■ Task to complete
Extract all records. Keep each one exact.

■ Task data

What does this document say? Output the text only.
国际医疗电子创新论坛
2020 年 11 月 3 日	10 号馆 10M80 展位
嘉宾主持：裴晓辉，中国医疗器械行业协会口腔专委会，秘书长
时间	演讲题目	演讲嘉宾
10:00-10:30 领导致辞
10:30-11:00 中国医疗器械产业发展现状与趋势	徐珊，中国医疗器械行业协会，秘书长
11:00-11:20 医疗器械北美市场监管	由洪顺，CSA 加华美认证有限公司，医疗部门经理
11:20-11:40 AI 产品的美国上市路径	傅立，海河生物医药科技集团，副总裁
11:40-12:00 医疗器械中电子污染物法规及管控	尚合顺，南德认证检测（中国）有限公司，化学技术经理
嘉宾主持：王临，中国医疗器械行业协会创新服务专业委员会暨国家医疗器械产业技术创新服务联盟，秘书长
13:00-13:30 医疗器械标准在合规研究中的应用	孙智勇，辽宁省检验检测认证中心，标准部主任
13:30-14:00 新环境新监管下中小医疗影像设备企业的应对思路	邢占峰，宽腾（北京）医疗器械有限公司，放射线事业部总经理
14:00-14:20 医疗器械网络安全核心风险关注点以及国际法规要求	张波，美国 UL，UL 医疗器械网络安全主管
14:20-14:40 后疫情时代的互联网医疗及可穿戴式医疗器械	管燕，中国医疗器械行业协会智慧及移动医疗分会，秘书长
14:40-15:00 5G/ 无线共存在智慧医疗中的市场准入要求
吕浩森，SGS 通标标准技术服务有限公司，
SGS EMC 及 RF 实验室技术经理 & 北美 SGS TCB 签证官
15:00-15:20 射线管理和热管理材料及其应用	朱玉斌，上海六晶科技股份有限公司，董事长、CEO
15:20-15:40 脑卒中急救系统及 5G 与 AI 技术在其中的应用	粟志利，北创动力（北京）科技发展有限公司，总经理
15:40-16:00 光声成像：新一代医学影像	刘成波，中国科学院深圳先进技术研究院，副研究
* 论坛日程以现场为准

■ Final answer
What does this document say? Output the text only.
国际医疗电子创新论坛
2020 年 11 月 3 日	10 号馆 10M80 展位
嘉宾主持：裴晓辉，中国医疗器械行业协会口腔专委会，秘书长
时间	演讲题目	演讲嘉宾
10:00-10:30 领导致辞
10:30-11:00 中国医疗器械产业发展现状与趋势	徐珊，中国医疗器械行业协会，秘书长
11:00-11:20 医疗器械北美市场监管	由洪顺，CSA 加华美认证有限公司，医疗部门经理
11:20-11:40 AI 产品的美国上市路径	傅立，海河生物医药科技集团，副总裁
11:40-12:00 医疗器械中电子污染物法规及管控	尚合顺，南德认证检测（中国）有限公司，化学技术经理
嘉宾主持：王临，中国医疗器械行业协会创新服务专业委员会暨国家医疗器械产业技术创新服务联盟，秘书长
13:00-13:30 医疗器械标准在合规研究中的应用	孙智勇，辽宁省检验检测认证中心，标准部主任
13:30-14:00 新环境新监管下中小医疗影像设备企业的应对思路	邢占峰，宽腾（北京）医疗器械有限公司，放射线事业部总经理
14:00-14:20 医疗器械网络安全核心风险关注点以及国际法规要求	张波，美国 UL，UL 医疗器械网络安全主管
14:20-14:40 后疫情时代的互联网医疗及可穿戴式医疗器械	管燕，中国医疗器械行业协会智慧及移动医疗分会，秘书长
14:40-15:00 5G/ 无线共存在智慧医疗中的市场准入要求
吕浩森，SGS 通标标准技术服务有限公司，
SGS EMC 及 RF 实验室技术经理 & 北美 SGS TCB 签证官
15:00-15:20 射线管理和热管理材料及其应用	朱玉斌，上海六晶科技股份有限公司，董事长、CEO
15:20-15:40 脑卒中急救系统及 5G 与 AI 技术在其中的应用	粟志利，北创动力（北京）科技发展有限公司，总经理
15:40-16:00 光声成像：新一代医学影像	刘成波，中国科学院深圳先进技术研究院，副研究
* 论坛日程以现场为准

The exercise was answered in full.